Figure data in JSON
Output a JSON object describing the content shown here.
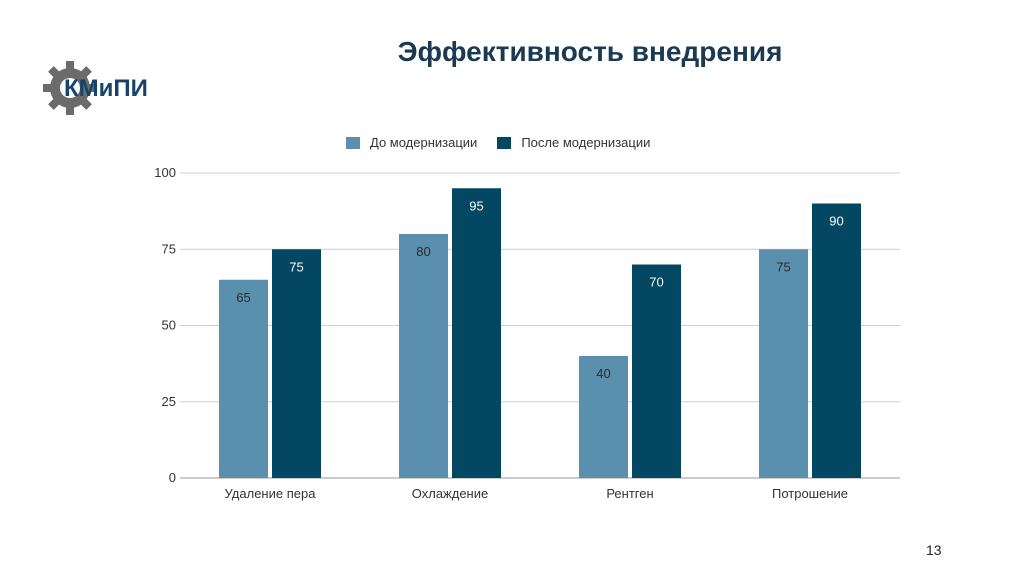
{
  "slide": {
    "title": "Эффективность внедрения",
    "logo_text": "КМиПИ",
    "page_number": "13"
  },
  "colors": {
    "before": "#5b8fae",
    "after": "#034763",
    "title": "#1b3a52",
    "grid": "#d0d0d0",
    "label_light": "#2b2b2b",
    "label_dark": "#ffffff",
    "logo_gear": "#6b6b6b",
    "logo_text": "#17436b"
  },
  "chart_data": {
    "type": "bar",
    "title": "",
    "xlabel": "",
    "ylabel": "",
    "categories": [
      "Удаление пера",
      "Охлаждение",
      "Рентген",
      "Потрошение"
    ],
    "series": [
      {
        "name": "До модернизации",
        "values": [
          65,
          80,
          40,
          75
        ]
      },
      {
        "name": "После модернизации",
        "values": [
          75,
          95,
          70,
          90
        ]
      }
    ],
    "ylim": [
      0,
      100
    ],
    "yticks": [
      0,
      25,
      50,
      75,
      100
    ],
    "legend_position": "top-center",
    "grid": true
  }
}
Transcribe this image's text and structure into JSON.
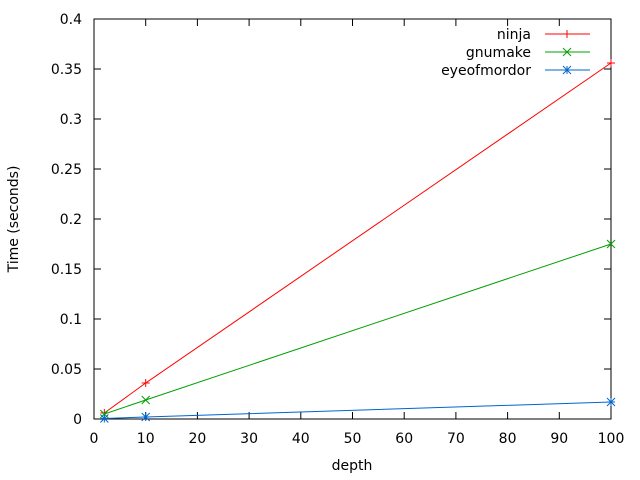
{
  "chart_data": {
    "type": "line",
    "title": "",
    "xlabel": "depth",
    "ylabel": "Time (seconds)",
    "xlim": [
      0,
      100
    ],
    "ylim": [
      0,
      0.4
    ],
    "xticks": [
      0,
      10,
      20,
      30,
      40,
      50,
      60,
      70,
      80,
      90,
      100
    ],
    "yticks": [
      0,
      0.05,
      0.1,
      0.15,
      0.2,
      0.25,
      0.3,
      0.35,
      0.4
    ],
    "grid": false,
    "legend_position": "top-right",
    "series": [
      {
        "name": "ninja",
        "color": "#ff0000",
        "marker": "plus",
        "x": [
          2,
          10,
          100
        ],
        "y": [
          0.006,
          0.036,
          0.356
        ]
      },
      {
        "name": "gnumake",
        "color": "#00a000",
        "marker": "cross",
        "x": [
          2,
          10,
          100
        ],
        "y": [
          0.005,
          0.019,
          0.175
        ]
      },
      {
        "name": "eyeofmordor",
        "color": "#0066cc",
        "marker": "asterisk",
        "x": [
          2,
          10,
          100
        ],
        "y": [
          0.0005,
          0.002,
          0.017
        ]
      }
    ]
  }
}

▶ Exercise description: From the records given above, reproduce all text exactly and exclude each picture.

▶ Finished task:
Output a JSON object describing the content shown here.
{
  "slide": {
    "title": "Эффективность внедрения",
    "logo_text": "КМиПИ",
    "page_number": "13"
  },
  "colors": {
    "before": "#5b8fae",
    "after": "#034763",
    "title": "#1b3a52",
    "grid": "#d0d0d0",
    "label_light": "#2b2b2b",
    "label_dark": "#ffffff",
    "logo_gear": "#6b6b6b",
    "logo_text": "#17436b"
  },
  "chart_data": {
    "type": "bar",
    "title": "",
    "xlabel": "",
    "ylabel": "",
    "categories": [
      "Удаление пера",
      "Охлаждение",
      "Рентген",
      "Потрошение"
    ],
    "series": [
      {
        "name": "До модернизации",
        "values": [
          65,
          80,
          40,
          75
        ]
      },
      {
        "name": "После модернизации",
        "values": [
          75,
          95,
          70,
          90
        ]
      }
    ],
    "ylim": [
      0,
      100
    ],
    "yticks": [
      0,
      25,
      50,
      75,
      100
    ],
    "legend_position": "top-center",
    "grid": true
  }
}
Transcribe this image's text and structure into JSON.
{
  "chart_data": {
    "type": "line",
    "title": "",
    "xlabel": "depth",
    "ylabel": "Time (seconds)",
    "xlim": [
      0,
      100
    ],
    "ylim": [
      0,
      0.4
    ],
    "xticks": [
      0,
      10,
      20,
      30,
      40,
      50,
      60,
      70,
      80,
      90,
      100
    ],
    "yticks": [
      0,
      0.05,
      0.1,
      0.15,
      0.2,
      0.25,
      0.3,
      0.35,
      0.4
    ],
    "grid": false,
    "legend_position": "top-right",
    "series": [
      {
        "name": "ninja",
        "color": "#ff0000",
        "marker": "plus",
        "x": [
          2,
          10,
          100
        ],
        "y": [
          0.006,
          0.036,
          0.356
        ]
      },
      {
        "name": "gnumake",
        "color": "#00a000",
        "marker": "cross",
        "x": [
          2,
          10,
          100
        ],
        "y": [
          0.005,
          0.019,
          0.175
        ]
      },
      {
        "name": "eyeofmordor",
        "color": "#0066cc",
        "marker": "asterisk",
        "x": [
          2,
          10,
          100
        ],
        "y": [
          0.0005,
          0.002,
          0.017
        ]
      }
    ]
  }
}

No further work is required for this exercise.